» WORK TO DO:
Collect every line in the data below that contains the string "lkas". Case matters.
*** RAW RECORDS ***
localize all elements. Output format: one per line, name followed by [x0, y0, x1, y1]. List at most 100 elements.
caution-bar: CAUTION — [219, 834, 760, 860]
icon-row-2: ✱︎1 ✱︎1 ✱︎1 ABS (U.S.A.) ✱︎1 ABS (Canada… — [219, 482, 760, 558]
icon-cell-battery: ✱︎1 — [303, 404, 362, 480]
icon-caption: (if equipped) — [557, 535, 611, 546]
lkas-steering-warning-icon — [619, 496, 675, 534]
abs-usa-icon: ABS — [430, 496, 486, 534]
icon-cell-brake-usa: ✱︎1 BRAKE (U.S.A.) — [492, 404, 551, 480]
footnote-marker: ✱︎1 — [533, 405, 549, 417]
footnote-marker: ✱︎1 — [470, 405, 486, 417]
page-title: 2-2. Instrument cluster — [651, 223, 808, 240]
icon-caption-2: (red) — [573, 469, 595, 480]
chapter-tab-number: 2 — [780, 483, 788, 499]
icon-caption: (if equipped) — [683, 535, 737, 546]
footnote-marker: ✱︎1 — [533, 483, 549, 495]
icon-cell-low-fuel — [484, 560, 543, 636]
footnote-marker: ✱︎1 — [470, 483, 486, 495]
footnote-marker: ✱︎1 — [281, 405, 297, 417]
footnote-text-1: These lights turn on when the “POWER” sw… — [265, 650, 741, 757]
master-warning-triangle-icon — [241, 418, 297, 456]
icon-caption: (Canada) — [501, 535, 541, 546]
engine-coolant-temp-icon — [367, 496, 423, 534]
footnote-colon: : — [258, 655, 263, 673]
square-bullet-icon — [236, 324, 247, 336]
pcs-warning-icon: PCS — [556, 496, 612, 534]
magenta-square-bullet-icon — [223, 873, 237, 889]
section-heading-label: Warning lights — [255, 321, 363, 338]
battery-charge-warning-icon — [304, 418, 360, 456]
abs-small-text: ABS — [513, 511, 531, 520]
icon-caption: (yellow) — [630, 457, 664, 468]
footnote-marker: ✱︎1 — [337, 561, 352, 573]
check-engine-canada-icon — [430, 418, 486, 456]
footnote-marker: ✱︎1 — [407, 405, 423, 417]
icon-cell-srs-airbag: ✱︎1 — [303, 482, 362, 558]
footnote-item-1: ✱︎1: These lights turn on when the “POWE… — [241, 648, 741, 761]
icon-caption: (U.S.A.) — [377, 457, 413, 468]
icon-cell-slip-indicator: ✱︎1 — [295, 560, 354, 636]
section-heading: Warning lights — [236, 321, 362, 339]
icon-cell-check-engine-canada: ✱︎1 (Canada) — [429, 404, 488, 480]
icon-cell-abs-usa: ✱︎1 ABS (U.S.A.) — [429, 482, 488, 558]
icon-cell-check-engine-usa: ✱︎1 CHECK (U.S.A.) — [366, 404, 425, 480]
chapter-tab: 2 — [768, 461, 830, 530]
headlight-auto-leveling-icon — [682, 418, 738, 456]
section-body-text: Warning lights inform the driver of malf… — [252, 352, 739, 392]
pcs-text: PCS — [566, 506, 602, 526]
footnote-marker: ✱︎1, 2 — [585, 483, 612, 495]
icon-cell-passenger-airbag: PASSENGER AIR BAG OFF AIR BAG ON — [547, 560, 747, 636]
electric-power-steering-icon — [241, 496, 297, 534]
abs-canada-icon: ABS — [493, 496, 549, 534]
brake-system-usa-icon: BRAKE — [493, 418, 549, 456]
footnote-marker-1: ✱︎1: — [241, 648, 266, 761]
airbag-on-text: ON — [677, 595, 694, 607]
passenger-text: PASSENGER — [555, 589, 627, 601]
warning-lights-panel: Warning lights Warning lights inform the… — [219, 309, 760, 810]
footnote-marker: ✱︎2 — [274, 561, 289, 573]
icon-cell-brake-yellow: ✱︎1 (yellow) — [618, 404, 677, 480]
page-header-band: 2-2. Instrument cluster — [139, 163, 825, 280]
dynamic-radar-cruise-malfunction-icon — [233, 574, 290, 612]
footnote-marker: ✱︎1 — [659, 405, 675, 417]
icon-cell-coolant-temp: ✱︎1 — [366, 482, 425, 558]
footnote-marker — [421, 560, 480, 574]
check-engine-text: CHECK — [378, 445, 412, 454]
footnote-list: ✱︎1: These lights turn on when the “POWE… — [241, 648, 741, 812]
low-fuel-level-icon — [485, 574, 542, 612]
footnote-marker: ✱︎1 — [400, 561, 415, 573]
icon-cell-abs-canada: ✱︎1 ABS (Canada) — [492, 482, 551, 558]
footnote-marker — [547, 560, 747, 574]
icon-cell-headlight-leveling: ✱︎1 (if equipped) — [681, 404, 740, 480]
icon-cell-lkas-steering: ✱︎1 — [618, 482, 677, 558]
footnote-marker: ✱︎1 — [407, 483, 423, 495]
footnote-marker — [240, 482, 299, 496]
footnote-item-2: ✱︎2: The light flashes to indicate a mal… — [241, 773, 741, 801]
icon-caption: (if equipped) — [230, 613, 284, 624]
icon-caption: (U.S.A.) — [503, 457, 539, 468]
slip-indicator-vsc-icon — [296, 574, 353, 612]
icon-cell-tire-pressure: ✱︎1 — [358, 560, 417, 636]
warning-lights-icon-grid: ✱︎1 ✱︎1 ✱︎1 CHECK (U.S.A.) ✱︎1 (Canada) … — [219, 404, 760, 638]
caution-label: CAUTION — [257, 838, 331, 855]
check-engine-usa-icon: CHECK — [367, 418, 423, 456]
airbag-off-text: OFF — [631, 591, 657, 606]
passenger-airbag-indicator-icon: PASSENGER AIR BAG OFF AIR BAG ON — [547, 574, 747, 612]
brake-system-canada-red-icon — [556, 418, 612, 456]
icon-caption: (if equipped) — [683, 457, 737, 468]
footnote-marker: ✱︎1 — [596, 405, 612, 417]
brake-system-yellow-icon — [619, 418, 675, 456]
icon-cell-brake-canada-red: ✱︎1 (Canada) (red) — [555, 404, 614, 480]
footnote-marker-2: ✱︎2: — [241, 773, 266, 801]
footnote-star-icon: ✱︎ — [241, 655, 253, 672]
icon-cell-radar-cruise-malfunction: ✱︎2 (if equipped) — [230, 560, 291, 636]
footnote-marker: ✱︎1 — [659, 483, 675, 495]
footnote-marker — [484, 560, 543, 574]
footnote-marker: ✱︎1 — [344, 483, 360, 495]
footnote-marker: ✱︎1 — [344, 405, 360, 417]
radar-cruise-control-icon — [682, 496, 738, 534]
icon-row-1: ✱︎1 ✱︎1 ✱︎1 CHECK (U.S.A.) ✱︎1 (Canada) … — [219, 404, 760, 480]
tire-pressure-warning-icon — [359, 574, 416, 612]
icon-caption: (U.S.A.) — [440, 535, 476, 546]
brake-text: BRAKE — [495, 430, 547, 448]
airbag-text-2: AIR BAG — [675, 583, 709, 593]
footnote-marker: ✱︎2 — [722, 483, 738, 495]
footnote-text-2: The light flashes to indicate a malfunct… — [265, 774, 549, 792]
***
*** RAW RECORDS ***
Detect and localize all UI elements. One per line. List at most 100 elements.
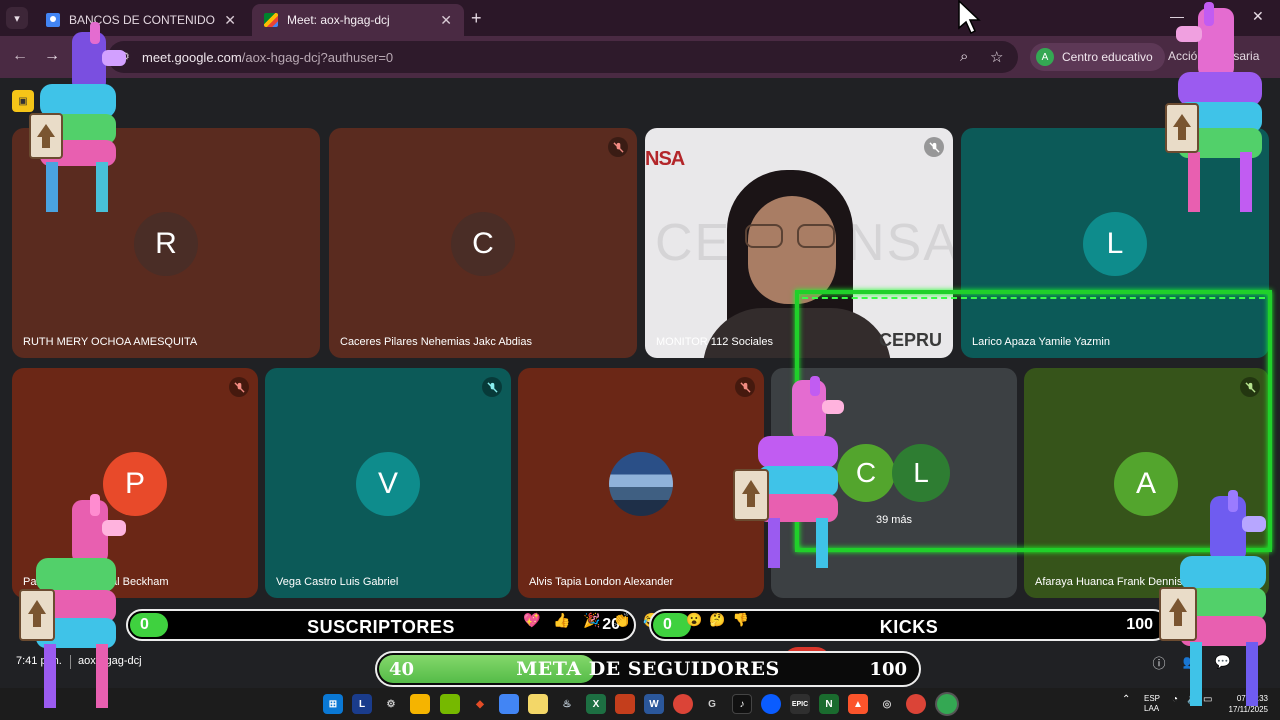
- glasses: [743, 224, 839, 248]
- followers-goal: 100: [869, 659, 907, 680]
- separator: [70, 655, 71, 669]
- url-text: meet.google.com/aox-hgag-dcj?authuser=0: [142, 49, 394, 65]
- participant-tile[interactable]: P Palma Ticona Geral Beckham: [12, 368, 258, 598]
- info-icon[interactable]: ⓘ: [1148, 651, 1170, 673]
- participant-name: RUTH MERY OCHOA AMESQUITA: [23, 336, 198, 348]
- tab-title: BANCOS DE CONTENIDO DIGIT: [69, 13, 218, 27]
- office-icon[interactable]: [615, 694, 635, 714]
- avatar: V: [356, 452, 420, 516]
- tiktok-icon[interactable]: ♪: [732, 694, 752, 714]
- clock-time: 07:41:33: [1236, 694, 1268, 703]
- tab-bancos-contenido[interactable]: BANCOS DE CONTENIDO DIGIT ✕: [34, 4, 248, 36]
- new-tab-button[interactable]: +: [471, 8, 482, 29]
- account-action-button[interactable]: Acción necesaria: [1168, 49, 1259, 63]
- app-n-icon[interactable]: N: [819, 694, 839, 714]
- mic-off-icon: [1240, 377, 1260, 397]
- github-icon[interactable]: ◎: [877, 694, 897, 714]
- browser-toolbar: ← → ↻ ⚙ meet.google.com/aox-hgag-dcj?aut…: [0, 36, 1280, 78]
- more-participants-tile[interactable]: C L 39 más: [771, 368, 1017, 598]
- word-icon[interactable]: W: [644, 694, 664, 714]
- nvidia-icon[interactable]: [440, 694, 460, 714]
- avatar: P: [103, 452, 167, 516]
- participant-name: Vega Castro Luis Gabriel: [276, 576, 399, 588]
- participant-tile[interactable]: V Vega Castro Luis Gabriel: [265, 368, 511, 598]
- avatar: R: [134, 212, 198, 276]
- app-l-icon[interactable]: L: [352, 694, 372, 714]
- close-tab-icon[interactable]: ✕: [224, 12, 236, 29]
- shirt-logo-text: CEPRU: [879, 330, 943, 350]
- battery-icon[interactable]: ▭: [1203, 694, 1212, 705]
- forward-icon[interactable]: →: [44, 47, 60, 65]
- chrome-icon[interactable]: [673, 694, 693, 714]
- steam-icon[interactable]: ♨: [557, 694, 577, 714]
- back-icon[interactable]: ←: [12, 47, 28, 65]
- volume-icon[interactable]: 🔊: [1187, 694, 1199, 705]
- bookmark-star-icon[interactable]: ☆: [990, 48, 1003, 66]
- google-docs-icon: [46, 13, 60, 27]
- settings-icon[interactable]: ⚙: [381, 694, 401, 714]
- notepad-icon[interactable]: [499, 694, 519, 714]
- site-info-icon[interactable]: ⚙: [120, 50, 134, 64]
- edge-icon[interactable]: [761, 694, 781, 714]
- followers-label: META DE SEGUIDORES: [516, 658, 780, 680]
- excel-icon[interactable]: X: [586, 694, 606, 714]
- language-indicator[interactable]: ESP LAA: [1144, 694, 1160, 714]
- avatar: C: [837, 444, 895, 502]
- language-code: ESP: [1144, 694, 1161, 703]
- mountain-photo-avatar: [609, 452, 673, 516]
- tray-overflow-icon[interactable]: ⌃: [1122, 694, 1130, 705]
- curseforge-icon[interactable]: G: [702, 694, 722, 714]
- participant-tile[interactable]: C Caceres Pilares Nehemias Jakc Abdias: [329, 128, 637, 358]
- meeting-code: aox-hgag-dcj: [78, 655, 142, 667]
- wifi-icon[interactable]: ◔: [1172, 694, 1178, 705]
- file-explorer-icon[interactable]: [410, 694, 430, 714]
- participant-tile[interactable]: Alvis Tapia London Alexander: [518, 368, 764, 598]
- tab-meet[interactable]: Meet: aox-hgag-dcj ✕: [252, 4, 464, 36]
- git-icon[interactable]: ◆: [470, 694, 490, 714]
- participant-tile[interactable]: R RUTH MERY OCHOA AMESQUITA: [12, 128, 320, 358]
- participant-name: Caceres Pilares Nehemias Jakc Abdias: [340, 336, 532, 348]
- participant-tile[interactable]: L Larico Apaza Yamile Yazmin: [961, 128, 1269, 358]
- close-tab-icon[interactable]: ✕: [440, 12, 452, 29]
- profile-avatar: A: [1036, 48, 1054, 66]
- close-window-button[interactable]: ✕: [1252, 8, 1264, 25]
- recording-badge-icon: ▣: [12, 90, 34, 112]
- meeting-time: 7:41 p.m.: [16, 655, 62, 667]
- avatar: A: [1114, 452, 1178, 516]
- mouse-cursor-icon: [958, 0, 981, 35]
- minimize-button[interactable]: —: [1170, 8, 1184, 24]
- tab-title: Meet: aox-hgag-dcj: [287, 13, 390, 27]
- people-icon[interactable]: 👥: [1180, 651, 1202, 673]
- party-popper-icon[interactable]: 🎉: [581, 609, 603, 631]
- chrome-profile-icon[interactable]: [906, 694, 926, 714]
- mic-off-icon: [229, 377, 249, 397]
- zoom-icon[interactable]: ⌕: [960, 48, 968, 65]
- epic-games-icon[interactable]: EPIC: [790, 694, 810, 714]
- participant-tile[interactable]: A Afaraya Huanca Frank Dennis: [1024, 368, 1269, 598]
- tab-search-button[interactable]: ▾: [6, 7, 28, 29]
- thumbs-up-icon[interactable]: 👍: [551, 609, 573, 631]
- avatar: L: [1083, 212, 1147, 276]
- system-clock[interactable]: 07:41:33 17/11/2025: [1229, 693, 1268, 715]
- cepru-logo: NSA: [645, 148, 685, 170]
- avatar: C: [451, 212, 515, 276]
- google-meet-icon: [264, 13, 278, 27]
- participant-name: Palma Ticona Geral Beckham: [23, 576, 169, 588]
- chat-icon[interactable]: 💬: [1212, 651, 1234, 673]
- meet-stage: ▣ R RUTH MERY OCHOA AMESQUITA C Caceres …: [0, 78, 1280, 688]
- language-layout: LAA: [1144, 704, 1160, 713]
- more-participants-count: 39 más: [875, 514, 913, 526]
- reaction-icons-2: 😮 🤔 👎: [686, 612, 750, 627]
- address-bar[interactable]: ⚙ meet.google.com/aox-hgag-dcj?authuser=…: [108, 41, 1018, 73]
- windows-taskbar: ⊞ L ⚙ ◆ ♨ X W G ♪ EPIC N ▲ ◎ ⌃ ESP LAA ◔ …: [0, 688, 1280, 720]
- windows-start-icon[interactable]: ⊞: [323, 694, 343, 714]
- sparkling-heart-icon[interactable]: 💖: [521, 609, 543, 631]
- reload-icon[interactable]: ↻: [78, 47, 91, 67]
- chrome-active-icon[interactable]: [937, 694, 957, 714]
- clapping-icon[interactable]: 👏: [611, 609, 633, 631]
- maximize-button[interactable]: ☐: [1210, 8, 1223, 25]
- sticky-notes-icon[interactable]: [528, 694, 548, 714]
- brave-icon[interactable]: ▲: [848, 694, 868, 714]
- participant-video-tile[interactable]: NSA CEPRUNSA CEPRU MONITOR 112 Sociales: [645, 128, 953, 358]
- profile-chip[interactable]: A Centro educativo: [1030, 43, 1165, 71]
***
» EXERCISE RESPONSE:
lkas-steering-warning-icon — [619, 496, 675, 534]
icon-cell-lkas-steering: ✱︎1 — [618, 482, 677, 558]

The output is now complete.